■ Task objective ■
Scan the entries below. List each line with "Frankfurt".

■ Recorded information ■
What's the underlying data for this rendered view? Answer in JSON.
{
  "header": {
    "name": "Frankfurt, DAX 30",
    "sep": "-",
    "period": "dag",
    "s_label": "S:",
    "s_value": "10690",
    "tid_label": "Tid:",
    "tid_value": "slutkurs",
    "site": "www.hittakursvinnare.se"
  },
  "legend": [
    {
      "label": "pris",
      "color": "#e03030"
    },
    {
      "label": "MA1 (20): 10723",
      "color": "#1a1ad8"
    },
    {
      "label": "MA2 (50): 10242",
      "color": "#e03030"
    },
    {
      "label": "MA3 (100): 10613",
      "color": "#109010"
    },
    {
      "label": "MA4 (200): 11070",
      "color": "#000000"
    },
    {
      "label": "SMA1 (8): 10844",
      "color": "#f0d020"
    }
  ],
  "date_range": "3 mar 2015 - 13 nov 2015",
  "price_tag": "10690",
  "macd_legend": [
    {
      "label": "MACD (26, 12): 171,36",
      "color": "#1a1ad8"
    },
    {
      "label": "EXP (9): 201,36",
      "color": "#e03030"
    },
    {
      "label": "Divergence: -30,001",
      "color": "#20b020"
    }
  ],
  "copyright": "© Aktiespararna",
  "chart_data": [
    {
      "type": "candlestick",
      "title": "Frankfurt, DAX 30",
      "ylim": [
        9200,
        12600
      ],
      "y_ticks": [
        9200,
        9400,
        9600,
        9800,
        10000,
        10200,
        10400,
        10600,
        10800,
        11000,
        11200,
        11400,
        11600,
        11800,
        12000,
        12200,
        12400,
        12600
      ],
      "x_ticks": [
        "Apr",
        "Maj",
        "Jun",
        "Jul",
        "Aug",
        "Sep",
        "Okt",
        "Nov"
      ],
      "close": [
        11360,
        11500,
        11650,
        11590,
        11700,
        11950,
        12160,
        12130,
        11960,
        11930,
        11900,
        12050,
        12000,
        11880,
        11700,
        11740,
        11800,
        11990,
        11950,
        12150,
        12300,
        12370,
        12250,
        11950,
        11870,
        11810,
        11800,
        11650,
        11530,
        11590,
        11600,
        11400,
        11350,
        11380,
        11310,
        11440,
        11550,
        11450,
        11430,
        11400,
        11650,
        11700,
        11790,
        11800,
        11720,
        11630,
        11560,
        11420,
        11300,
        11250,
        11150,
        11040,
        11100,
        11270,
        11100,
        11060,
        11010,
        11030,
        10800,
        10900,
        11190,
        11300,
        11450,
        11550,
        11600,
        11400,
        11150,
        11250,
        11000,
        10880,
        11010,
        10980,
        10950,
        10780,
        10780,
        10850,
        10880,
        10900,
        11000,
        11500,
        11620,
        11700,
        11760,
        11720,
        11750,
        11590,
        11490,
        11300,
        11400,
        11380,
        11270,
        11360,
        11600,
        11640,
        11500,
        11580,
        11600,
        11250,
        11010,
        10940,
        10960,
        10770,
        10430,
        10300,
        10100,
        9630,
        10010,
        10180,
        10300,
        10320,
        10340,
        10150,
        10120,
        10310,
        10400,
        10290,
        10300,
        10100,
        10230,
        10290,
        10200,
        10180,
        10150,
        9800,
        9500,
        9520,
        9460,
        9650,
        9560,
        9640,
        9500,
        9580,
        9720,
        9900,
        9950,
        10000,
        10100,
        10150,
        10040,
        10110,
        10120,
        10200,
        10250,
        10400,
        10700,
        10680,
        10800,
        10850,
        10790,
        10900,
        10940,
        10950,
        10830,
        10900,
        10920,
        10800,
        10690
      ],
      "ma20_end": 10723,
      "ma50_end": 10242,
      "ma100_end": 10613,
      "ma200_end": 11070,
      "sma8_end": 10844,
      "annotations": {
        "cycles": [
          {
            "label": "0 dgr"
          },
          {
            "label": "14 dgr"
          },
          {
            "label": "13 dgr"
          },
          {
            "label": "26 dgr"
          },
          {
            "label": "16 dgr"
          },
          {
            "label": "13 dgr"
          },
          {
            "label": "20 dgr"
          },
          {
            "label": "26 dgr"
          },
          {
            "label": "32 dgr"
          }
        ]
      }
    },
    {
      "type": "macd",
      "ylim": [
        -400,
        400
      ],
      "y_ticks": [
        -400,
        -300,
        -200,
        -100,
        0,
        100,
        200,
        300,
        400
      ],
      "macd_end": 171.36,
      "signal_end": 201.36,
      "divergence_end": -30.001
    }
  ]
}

■ Result ■
    "name": "Frankfurt, DAX 30",
      "title": "Frankfurt, DAX 30",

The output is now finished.